> **EXERCISE**: Copy out each line of the material below that holds the string "title".

> **MATERIAL SUPPLIED**:
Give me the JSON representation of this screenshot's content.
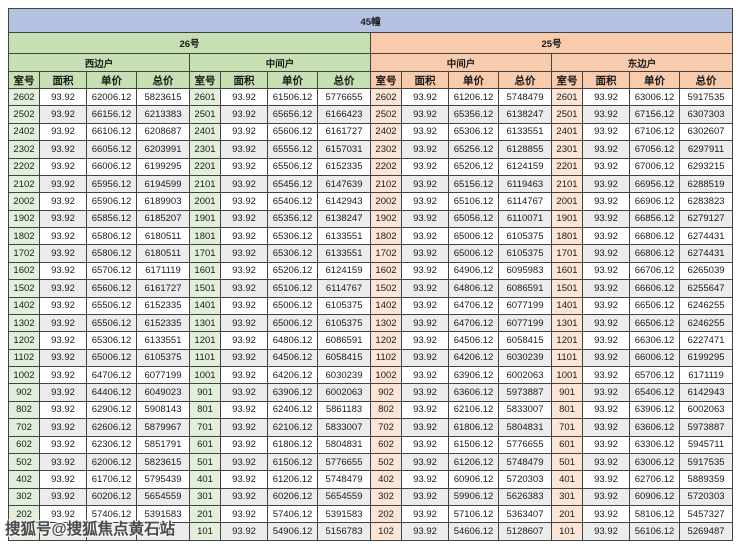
{
  "title": "45幢",
  "colors": {
    "title-band": "#b6c2e2",
    "green": "#c6e0b4",
    "green-light": "#e2efda",
    "orange": "#f8cbad",
    "orange-light": "#fbe5d6",
    "stripe": "#ececec",
    "border": "#424242",
    "text": "#1a1a1a",
    "watermark": "#4a4a4a"
  },
  "watermark": {
    "text": "搜狐号@搜狐焦点黄石站"
  },
  "table": {
    "title": "45幢",
    "sections": [
      {
        "label": "26号",
        "color": "#c6e0b4"
      },
      {
        "label": "25号",
        "color": "#f8cbad"
      }
    ],
    "columns": [
      "室号",
      "面积",
      "单价",
      "总价"
    ],
    "groups": [
      {
        "building": "26号",
        "unit": "西边户",
        "side": "green",
        "rows": [
          [
            "2602",
            "93.92",
            "62006.12",
            "5823615"
          ],
          [
            "2502",
            "93.92",
            "66156.12",
            "6213383"
          ],
          [
            "2402",
            "93.92",
            "66106.12",
            "6208687"
          ],
          [
            "2302",
            "93.92",
            "66056.12",
            "6203991"
          ],
          [
            "2202",
            "93.92",
            "66006.12",
            "6199295"
          ],
          [
            "2102",
            "93.92",
            "65956.12",
            "6194599"
          ],
          [
            "2002",
            "93.92",
            "65906.12",
            "6189903"
          ],
          [
            "1902",
            "93.92",
            "65856.12",
            "6185207"
          ],
          [
            "1802",
            "93.92",
            "65806.12",
            "6180511"
          ],
          [
            "1702",
            "93.92",
            "65806.12",
            "6180511"
          ],
          [
            "1602",
            "93.92",
            "65706.12",
            "6171119"
          ],
          [
            "1502",
            "93.92",
            "65606.12",
            "6161727"
          ],
          [
            "1402",
            "93.92",
            "65506.12",
            "6152335"
          ],
          [
            "1302",
            "93.92",
            "65506.12",
            "6152335"
          ],
          [
            "1202",
            "93.92",
            "65306.12",
            "6133551"
          ],
          [
            "1102",
            "93.92",
            "65006.12",
            "6105375"
          ],
          [
            "1002",
            "93.92",
            "64706.12",
            "6077199"
          ],
          [
            "902",
            "93.92",
            "64406.12",
            "6049023"
          ],
          [
            "802",
            "93.92",
            "62906.12",
            "5908143"
          ],
          [
            "702",
            "93.92",
            "62606.12",
            "5879967"
          ],
          [
            "602",
            "93.92",
            "62306.12",
            "5851791"
          ],
          [
            "502",
            "93.92",
            "62006.12",
            "5823615"
          ],
          [
            "402",
            "93.92",
            "61706.12",
            "5795439"
          ],
          [
            "302",
            "93.92",
            "60206.12",
            "5654559"
          ],
          [
            "202",
            "93.92",
            "57406.12",
            "5391583"
          ],
          [
            "",
            "",
            "",
            "743"
          ]
        ]
      },
      {
        "building": "26号",
        "unit": "中间户",
        "side": "green",
        "rows": [
          [
            "2601",
            "93.92",
            "61506.12",
            "5776655"
          ],
          [
            "2501",
            "93.92",
            "65656.12",
            "6166423"
          ],
          [
            "2401",
            "93.92",
            "65606.12",
            "6161727"
          ],
          [
            "2301",
            "93.92",
            "65556.12",
            "6157031"
          ],
          [
            "2201",
            "93.92",
            "65506.12",
            "6152335"
          ],
          [
            "2101",
            "93.92",
            "65456.12",
            "6147639"
          ],
          [
            "2001",
            "93.92",
            "65406.12",
            "6142943"
          ],
          [
            "1901",
            "93.92",
            "65356.12",
            "6138247"
          ],
          [
            "1801",
            "93.92",
            "65306.12",
            "6133551"
          ],
          [
            "1701",
            "93.92",
            "65306.12",
            "6133551"
          ],
          [
            "1601",
            "93.92",
            "65206.12",
            "6124159"
          ],
          [
            "1501",
            "93.92",
            "65106.12",
            "6114767"
          ],
          [
            "1401",
            "93.92",
            "65006.12",
            "6105375"
          ],
          [
            "1301",
            "93.92",
            "65006.12",
            "6105375"
          ],
          [
            "1201",
            "93.92",
            "64806.12",
            "6086591"
          ],
          [
            "1101",
            "93.92",
            "64506.12",
            "6058415"
          ],
          [
            "1001",
            "93.92",
            "64206.12",
            "6030239"
          ],
          [
            "901",
            "93.92",
            "63906.12",
            "6002063"
          ],
          [
            "801",
            "93.92",
            "62406.12",
            "5861183"
          ],
          [
            "701",
            "93.92",
            "62106.12",
            "5833007"
          ],
          [
            "601",
            "93.92",
            "61806.12",
            "5804831"
          ],
          [
            "501",
            "93.92",
            "61506.12",
            "5776655"
          ],
          [
            "401",
            "93.92",
            "61206.12",
            "5748479"
          ],
          [
            "301",
            "93.92",
            "60206.12",
            "5654559"
          ],
          [
            "201",
            "93.92",
            "57406.12",
            "5391583"
          ],
          [
            "101",
            "93.92",
            "54906.12",
            "5156783"
          ]
        ]
      },
      {
        "building": "25号",
        "unit": "中间户",
        "side": "orange",
        "rows": [
          [
            "2602",
            "93.92",
            "61206.12",
            "5748479"
          ],
          [
            "2502",
            "93.92",
            "65356.12",
            "6138247"
          ],
          [
            "2402",
            "93.92",
            "65306.12",
            "6133551"
          ],
          [
            "2302",
            "93.92",
            "65256.12",
            "6128855"
          ],
          [
            "2202",
            "93.92",
            "65206.12",
            "6124159"
          ],
          [
            "2102",
            "93.92",
            "65156.12",
            "6119463"
          ],
          [
            "2002",
            "93.92",
            "65106.12",
            "6114767"
          ],
          [
            "1902",
            "93.92",
            "65056.12",
            "6110071"
          ],
          [
            "1802",
            "93.92",
            "65006.12",
            "6105375"
          ],
          [
            "1702",
            "93.92",
            "65006.12",
            "6105375"
          ],
          [
            "1602",
            "93.92",
            "64906.12",
            "6095983"
          ],
          [
            "1502",
            "93.92",
            "64806.12",
            "6086591"
          ],
          [
            "1402",
            "93.92",
            "64706.12",
            "6077199"
          ],
          [
            "1302",
            "93.92",
            "64706.12",
            "6077199"
          ],
          [
            "1202",
            "93.92",
            "64506.12",
            "6058415"
          ],
          [
            "1102",
            "93.92",
            "64206.12",
            "6030239"
          ],
          [
            "1002",
            "93.92",
            "63906.12",
            "6002063"
          ],
          [
            "902",
            "93.92",
            "63606.12",
            "5973887"
          ],
          [
            "802",
            "93.92",
            "62106.12",
            "5833007"
          ],
          [
            "702",
            "93.92",
            "61806.12",
            "5804831"
          ],
          [
            "602",
            "93.92",
            "61506.12",
            "5776655"
          ],
          [
            "502",
            "93.92",
            "61206.12",
            "5748479"
          ],
          [
            "402",
            "93.92",
            "60906.12",
            "5720303"
          ],
          [
            "302",
            "93.92",
            "59906.12",
            "5626383"
          ],
          [
            "202",
            "93.92",
            "57106.12",
            "5363407"
          ],
          [
            "102",
            "93.92",
            "54606.12",
            "5128607"
          ]
        ]
      },
      {
        "building": "25号",
        "unit": "东边户",
        "side": "orange",
        "rows": [
          [
            "2601",
            "93.92",
            "63006.12",
            "5917535"
          ],
          [
            "2501",
            "93.92",
            "67156.12",
            "6307303"
          ],
          [
            "2401",
            "93.92",
            "67106.12",
            "6302607"
          ],
          [
            "2301",
            "93.92",
            "67056.12",
            "6297911"
          ],
          [
            "2201",
            "93.92",
            "67006.12",
            "6293215"
          ],
          [
            "2101",
            "93.92",
            "66956.12",
            "6288519"
          ],
          [
            "2001",
            "93.92",
            "66906.12",
            "6283823"
          ],
          [
            "1901",
            "93.92",
            "66856.12",
            "6279127"
          ],
          [
            "1801",
            "93.92",
            "66806.12",
            "6274431"
          ],
          [
            "1701",
            "93.92",
            "66806.12",
            "6274431"
          ],
          [
            "1601",
            "93.92",
            "66706.12",
            "6265039"
          ],
          [
            "1501",
            "93.92",
            "66606.12",
            "6255647"
          ],
          [
            "1401",
            "93.92",
            "66506.12",
            "6246255"
          ],
          [
            "1301",
            "93.92",
            "66506.12",
            "6246255"
          ],
          [
            "1201",
            "93.92",
            "66306.12",
            "6227471"
          ],
          [
            "1101",
            "93.92",
            "66006.12",
            "6199295"
          ],
          [
            "1001",
            "93.92",
            "65706.12",
            "6171119"
          ],
          [
            "901",
            "93.92",
            "65406.12",
            "6142943"
          ],
          [
            "801",
            "93.92",
            "63906.12",
            "6002063"
          ],
          [
            "701",
            "93.92",
            "63606.12",
            "5973887"
          ],
          [
            "601",
            "93.92",
            "63306.12",
            "5945711"
          ],
          [
            "501",
            "93.92",
            "63006.12",
            "5917535"
          ],
          [
            "401",
            "93.92",
            "62706.12",
            "5889359"
          ],
          [
            "301",
            "93.92",
            "60906.12",
            "5720303"
          ],
          [
            "201",
            "93.92",
            "58106.12",
            "5457327"
          ],
          [
            "101",
            "93.92",
            "56106.12",
            "5269487"
          ]
        ]
      }
    ]
  }
}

> **OUTPUT BELOW**:
  "title": "45幢",
    "title-band": "#b6c2e2",
    "title": "45幢",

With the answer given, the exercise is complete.